(Records)

----------

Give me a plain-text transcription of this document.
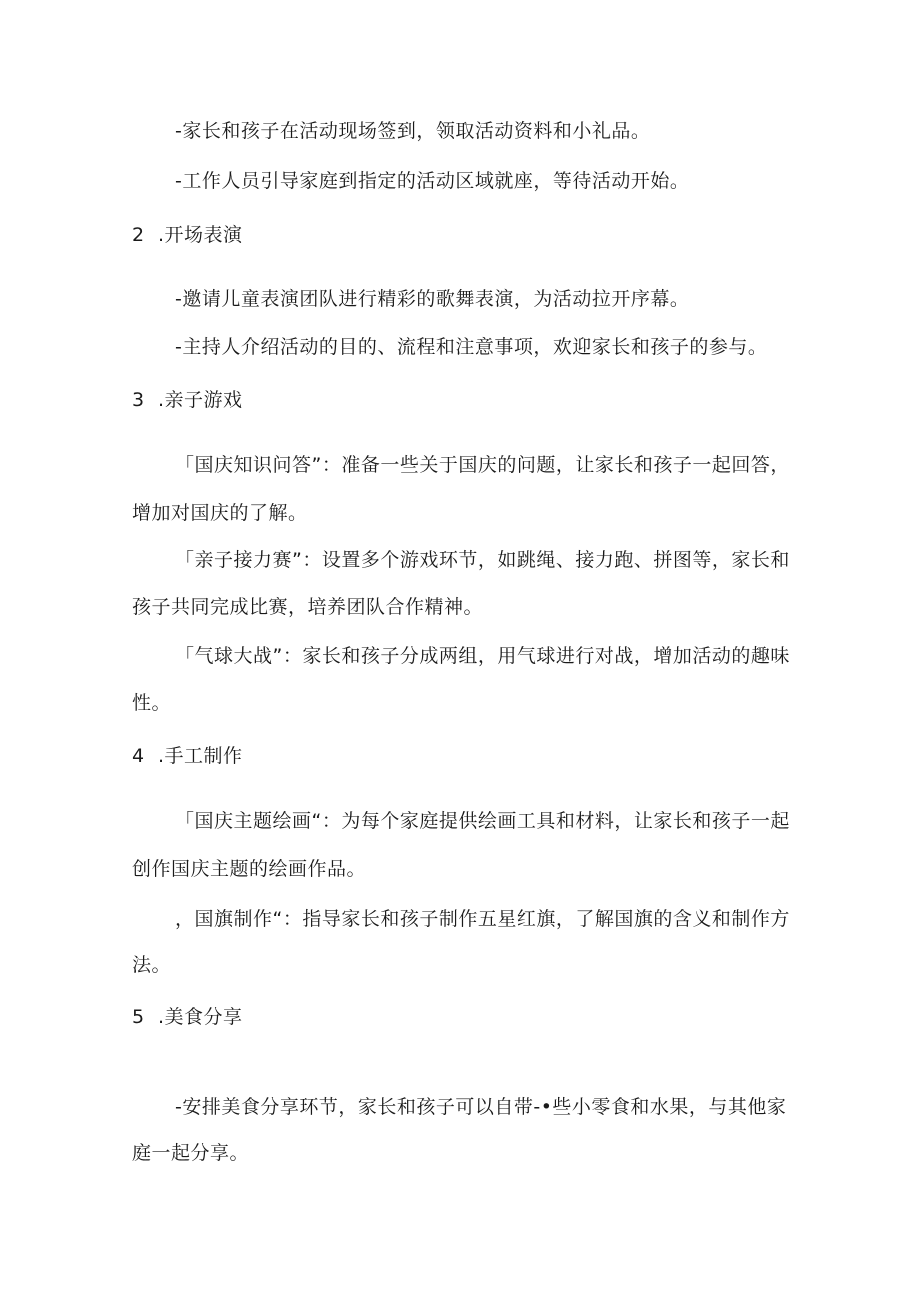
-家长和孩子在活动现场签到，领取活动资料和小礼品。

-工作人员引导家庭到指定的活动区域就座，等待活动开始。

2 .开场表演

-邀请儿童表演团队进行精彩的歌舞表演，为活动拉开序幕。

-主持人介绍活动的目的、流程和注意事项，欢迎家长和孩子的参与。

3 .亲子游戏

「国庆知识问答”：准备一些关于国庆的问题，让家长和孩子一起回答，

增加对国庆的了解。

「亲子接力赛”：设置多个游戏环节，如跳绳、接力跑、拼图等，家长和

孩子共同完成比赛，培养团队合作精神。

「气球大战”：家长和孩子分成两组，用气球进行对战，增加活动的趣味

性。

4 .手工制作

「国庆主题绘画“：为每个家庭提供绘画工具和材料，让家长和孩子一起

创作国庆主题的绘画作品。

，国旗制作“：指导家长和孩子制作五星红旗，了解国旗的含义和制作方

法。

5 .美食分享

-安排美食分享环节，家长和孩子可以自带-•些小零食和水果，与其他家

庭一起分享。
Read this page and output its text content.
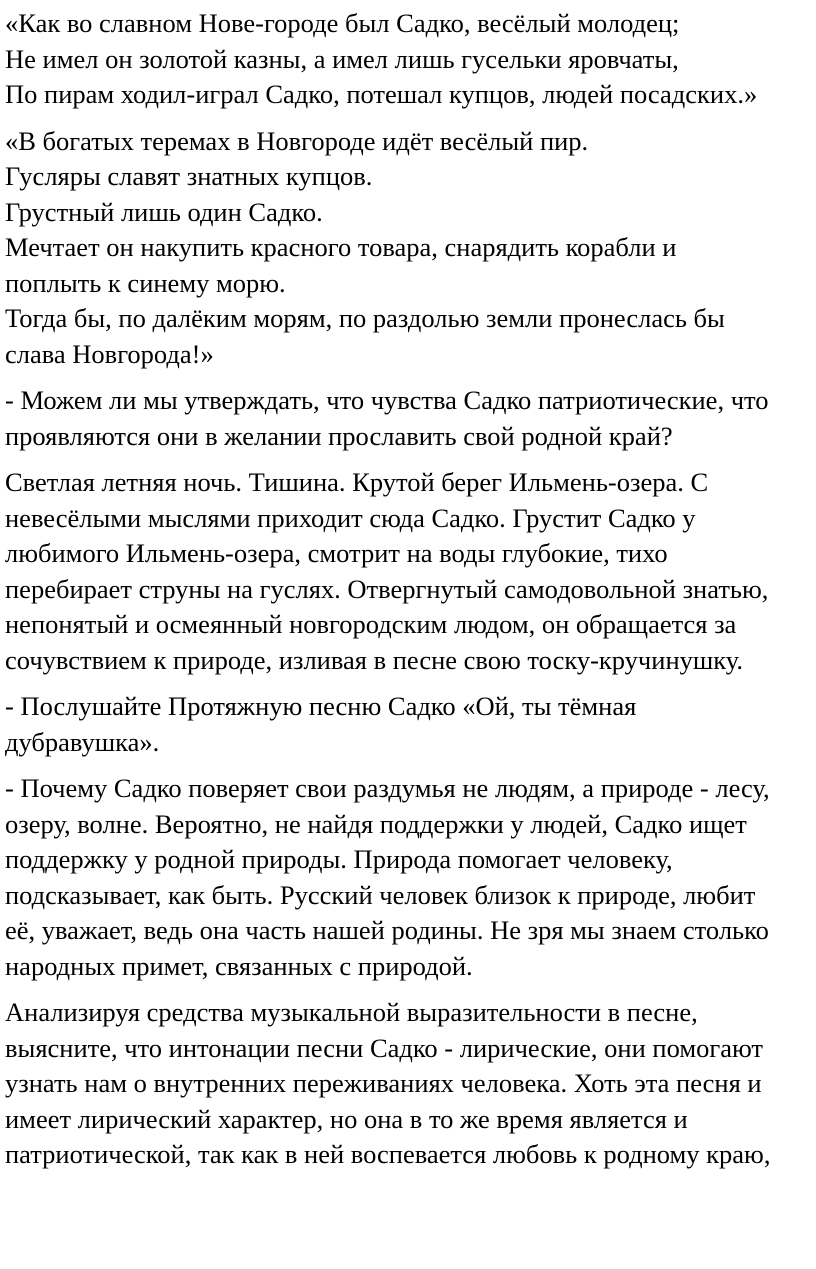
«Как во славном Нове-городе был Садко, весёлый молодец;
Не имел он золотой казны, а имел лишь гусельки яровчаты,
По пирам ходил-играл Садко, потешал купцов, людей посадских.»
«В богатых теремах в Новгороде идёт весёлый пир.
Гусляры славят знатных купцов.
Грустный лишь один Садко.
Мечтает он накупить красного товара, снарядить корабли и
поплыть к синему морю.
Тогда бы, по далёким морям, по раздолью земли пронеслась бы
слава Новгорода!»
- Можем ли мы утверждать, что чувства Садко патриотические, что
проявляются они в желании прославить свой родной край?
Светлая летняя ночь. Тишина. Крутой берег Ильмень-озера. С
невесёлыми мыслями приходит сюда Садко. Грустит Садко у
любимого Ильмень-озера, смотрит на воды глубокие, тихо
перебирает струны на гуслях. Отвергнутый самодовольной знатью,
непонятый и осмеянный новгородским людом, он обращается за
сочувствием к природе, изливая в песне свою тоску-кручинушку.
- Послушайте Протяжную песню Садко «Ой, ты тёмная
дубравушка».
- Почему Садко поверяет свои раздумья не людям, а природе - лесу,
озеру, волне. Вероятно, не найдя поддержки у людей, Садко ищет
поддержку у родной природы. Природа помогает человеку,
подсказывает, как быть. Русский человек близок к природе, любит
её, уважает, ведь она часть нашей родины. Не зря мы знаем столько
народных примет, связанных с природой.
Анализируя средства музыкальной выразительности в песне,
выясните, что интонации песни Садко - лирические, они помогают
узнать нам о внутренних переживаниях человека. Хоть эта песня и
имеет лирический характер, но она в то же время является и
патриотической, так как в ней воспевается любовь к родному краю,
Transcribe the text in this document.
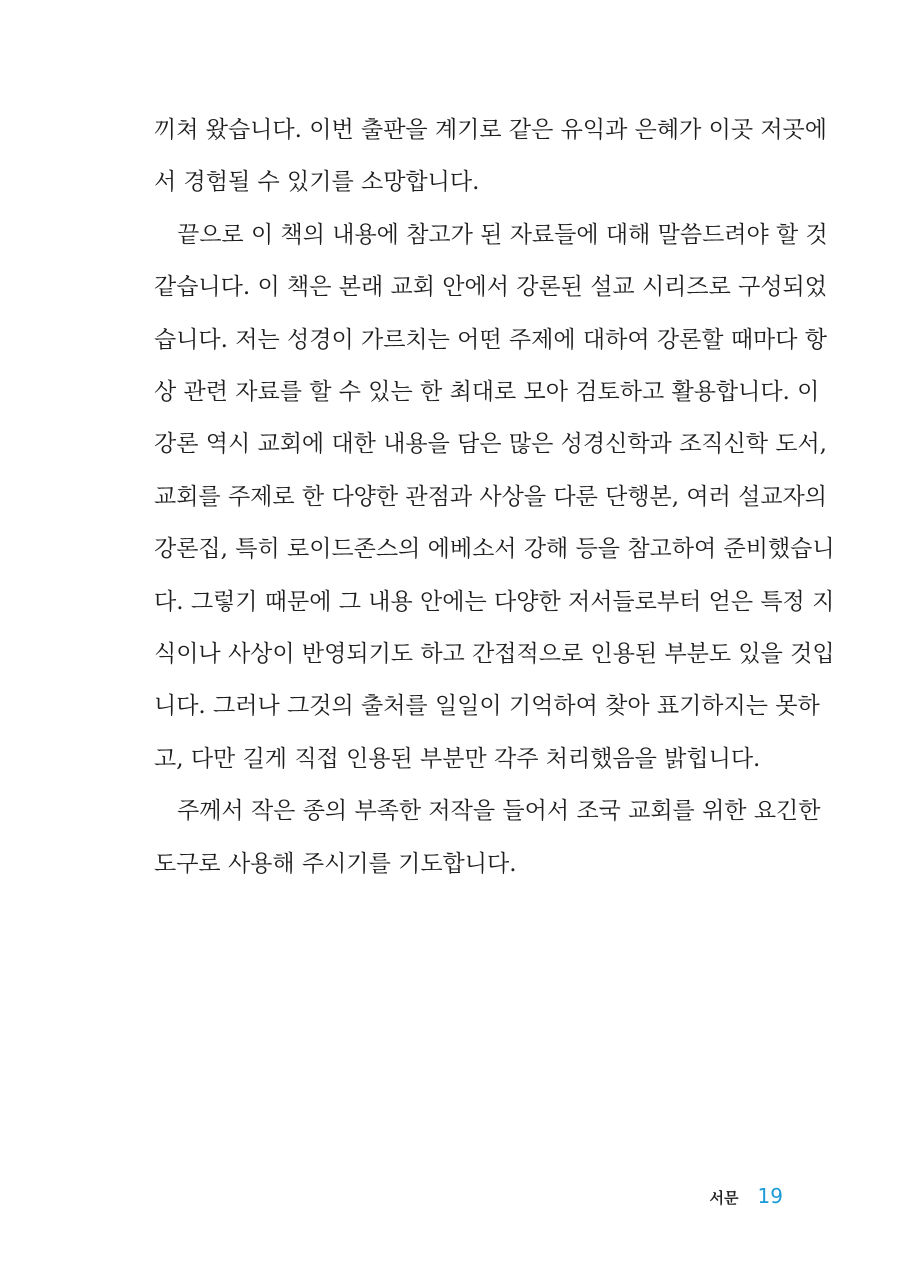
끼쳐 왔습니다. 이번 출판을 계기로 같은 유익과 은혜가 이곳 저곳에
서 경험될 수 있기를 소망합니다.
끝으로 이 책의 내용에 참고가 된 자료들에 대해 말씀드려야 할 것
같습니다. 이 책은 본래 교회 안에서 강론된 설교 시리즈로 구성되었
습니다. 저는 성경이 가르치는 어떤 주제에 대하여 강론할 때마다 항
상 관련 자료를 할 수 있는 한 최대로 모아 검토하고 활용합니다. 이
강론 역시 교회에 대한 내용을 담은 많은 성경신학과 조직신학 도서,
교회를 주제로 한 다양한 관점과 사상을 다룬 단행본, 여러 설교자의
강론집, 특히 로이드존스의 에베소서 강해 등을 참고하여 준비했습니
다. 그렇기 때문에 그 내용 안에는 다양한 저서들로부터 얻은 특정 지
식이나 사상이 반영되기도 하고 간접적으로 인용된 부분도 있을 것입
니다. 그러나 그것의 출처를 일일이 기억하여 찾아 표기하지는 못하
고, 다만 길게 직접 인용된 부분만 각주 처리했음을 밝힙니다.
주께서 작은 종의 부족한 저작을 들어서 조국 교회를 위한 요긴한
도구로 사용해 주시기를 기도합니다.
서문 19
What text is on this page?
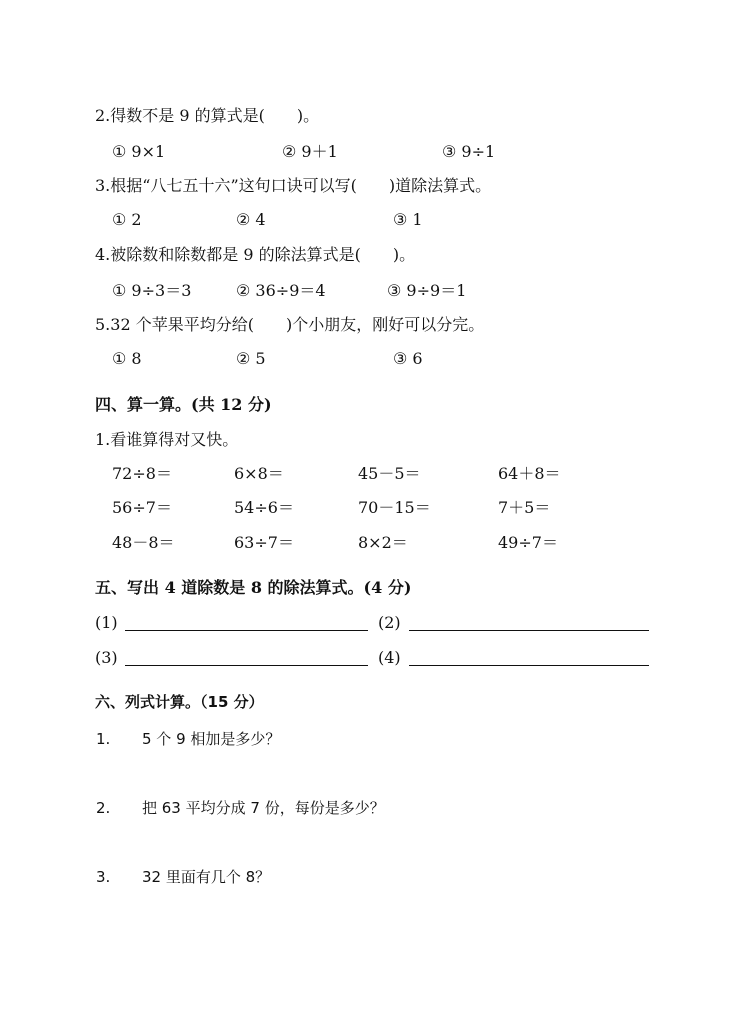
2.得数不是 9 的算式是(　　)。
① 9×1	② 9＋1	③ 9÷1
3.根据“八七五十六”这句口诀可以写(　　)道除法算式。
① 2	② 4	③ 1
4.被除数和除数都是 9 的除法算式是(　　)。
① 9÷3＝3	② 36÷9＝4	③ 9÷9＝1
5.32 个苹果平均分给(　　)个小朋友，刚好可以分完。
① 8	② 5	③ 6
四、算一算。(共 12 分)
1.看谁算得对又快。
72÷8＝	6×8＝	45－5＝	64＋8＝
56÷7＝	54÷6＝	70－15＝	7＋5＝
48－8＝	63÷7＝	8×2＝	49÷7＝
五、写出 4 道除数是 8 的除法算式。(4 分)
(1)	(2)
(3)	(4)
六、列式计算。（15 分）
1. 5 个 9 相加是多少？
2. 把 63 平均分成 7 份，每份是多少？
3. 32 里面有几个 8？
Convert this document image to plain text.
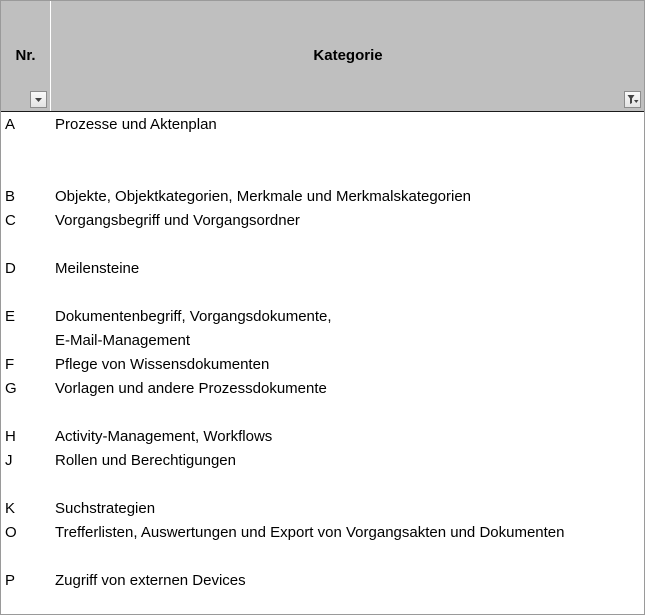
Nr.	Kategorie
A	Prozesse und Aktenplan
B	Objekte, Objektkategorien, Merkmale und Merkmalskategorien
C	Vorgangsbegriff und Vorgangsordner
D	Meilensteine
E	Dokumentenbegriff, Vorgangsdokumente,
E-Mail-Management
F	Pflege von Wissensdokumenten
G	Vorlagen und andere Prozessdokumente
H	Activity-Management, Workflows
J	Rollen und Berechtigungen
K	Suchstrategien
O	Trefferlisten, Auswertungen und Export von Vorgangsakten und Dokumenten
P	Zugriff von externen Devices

----------

#### Objective
Output each line exactly; omit every picture.

#### Output of the exercise
Give me a plain-text transcription of this document.
-家长和孩子在活动现场签到，领取活动资料和小礼品。

-工作人员引导家庭到指定的活动区域就座，等待活动开始。

2 .开场表演

-邀请儿童表演团队进行精彩的歌舞表演，为活动拉开序幕。

-主持人介绍活动的目的、流程和注意事项，欢迎家长和孩子的参与。

3 .亲子游戏

「国庆知识问答”：准备一些关于国庆的问题，让家长和孩子一起回答，

增加对国庆的了解。

「亲子接力赛”：设置多个游戏环节，如跳绳、接力跑、拼图等，家长和

孩子共同完成比赛，培养团队合作精神。

「气球大战”：家长和孩子分成两组，用气球进行对战，增加活动的趣味

性。

4 .手工制作

「国庆主题绘画“：为每个家庭提供绘画工具和材料，让家长和孩子一起

创作国庆主题的绘画作品。

，国旗制作“：指导家长和孩子制作五星红旗，了解国旗的含义和制作方

法。

5 .美食分享

-安排美食分享环节，家长和孩子可以自带-•些小零食和水果，与其他家

庭一起分享。
Read this page and output its text content.
«Как во славном Нове-городе был Садко, весёлый молодец;
Не имел он золотой казны, а имел лишь гусельки яровчаты,
По пирам ходил-играл Садко, потешал купцов, людей посадских.»
«В богатых теремах в Новгороде идёт весёлый пир.
Гусляры славят знатных купцов.
Грустный лишь один Садко.
Мечтает он накупить красного товара, снарядить корабли и
поплыть к синему морю.
Тогда бы, по далёким морям, по раздолью земли пронеслась бы
слава Новгорода!»
- Можем ли мы утверждать, что чувства Садко патриотические, что
проявляются они в желании прославить свой родной край?
Светлая летняя ночь. Тишина. Крутой берег Ильмень-озера. С
невесёлыми мыслями приходит сюда Садко. Грустит Садко у
любимого Ильмень-озера, смотрит на воды глубокие, тихо
перебирает струны на гуслях. Отвергнутый самодовольной знатью,
непонятый и осмеянный новгородским людом, он обращается за
сочувствием к природе, изливая в песне свою тоску-кручинушку.
- Послушайте Протяжную песню Садко «Ой, ты тёмная
дубравушка».
- Почему Садко поверяет свои раздумья не людям, а природе - лесу,
озеру, волне. Вероятно, не найдя поддержки у людей, Садко ищет
поддержку у родной природы. Природа помогает человеку,
подсказывает, как быть. Русский человек близок к природе, любит
её, уважает, ведь она часть нашей родины. Не зря мы знаем столько
народных примет, связанных с природой.
Анализируя средства музыкальной выразительности в песне,
выясните, что интонации песни Садко - лирические, они помогают
узнать нам о внутренних переживаниях человека. Хоть эта песня и
имеет лирический характер, но она в то же время является и
патриотической, так как в ней воспевается любовь к родному краю,
Transcribe the text in this document.
끼쳐 왔습니다. 이번 출판을 계기로 같은 유익과 은혜가 이곳 저곳에
서 경험될 수 있기를 소망합니다.
끝으로 이 책의 내용에 참고가 된 자료들에 대해 말씀드려야 할 것
같습니다. 이 책은 본래 교회 안에서 강론된 설교 시리즈로 구성되었
습니다. 저는 성경이 가르치는 어떤 주제에 대하여 강론할 때마다 항
상 관련 자료를 할 수 있는 한 최대로 모아 검토하고 활용합니다. 이
강론 역시 교회에 대한 내용을 담은 많은 성경신학과 조직신학 도서,
교회를 주제로 한 다양한 관점과 사상을 다룬 단행본, 여러 설교자의
강론집, 특히 로이드존스의 에베소서 강해 등을 참고하여 준비했습니
다. 그렇기 때문에 그 내용 안에는 다양한 저서들로부터 얻은 특정 지
식이나 사상이 반영되기도 하고 간접적으로 인용된 부분도 있을 것입
니다. 그러나 그것의 출처를 일일이 기억하여 찾아 표기하지는 못하
고, 다만 길게 직접 인용된 부분만 각주 처리했음을 밝힙니다.
주께서 작은 종의 부족한 저작을 들어서 조국 교회를 위한 요긴한
도구로 사용해 주시기를 기도합니다.
서문 19
What text is on this page?
2.得数不是 9 的算式是(　　)。
① 9×1	② 9＋1	③ 9÷1
3.根据“八七五十六”这句口诀可以写(　　)道除法算式。
① 2	② 4	③ 1
4.被除数和除数都是 9 的除法算式是(　　)。
① 9÷3＝3	② 36÷9＝4	③ 9÷9＝1
5.32 个苹果平均分给(　　)个小朋友，刚好可以分完。
① 8	② 5	③ 6
四、算一算。(共 12 分)
1.看谁算得对又快。
72÷8＝	6×8＝	45－5＝	64＋8＝
56÷7＝	54÷6＝	70－15＝	7＋5＝
48－8＝	63÷7＝	8×2＝	49÷7＝
五、写出 4 道除数是 8 的除法算式。(4 分)
(1)	(2)
(3)	(4)
六、列式计算。（15 分）
1. 5 个 9 相加是多少？
2. 把 63 平均分成 7 份，每份是多少？
3. 32 里面有几个 8？
Convert this document image to plain text.
Nr.	Kategorie
A	Prozesse und Aktenplan
B	Objekte, Objektkategorien, Merkmale und Merkmalskategorien
C	Vorgangsbegriff und Vorgangsordner
D	Meilensteine
E	Dokumentenbegriff, Vorgangsdokumente,
E-Mail-Management
F	Pflege von Wissensdokumenten
G	Vorlagen und andere Prozessdokumente
H	Activity-Management, Workflows
J	Rollen und Berechtigungen
K	Suchstrategien
O	Trefferlisten, Auswertungen und Export von Vorgangsakten und Dokumenten
P	Zugriff von externen Devices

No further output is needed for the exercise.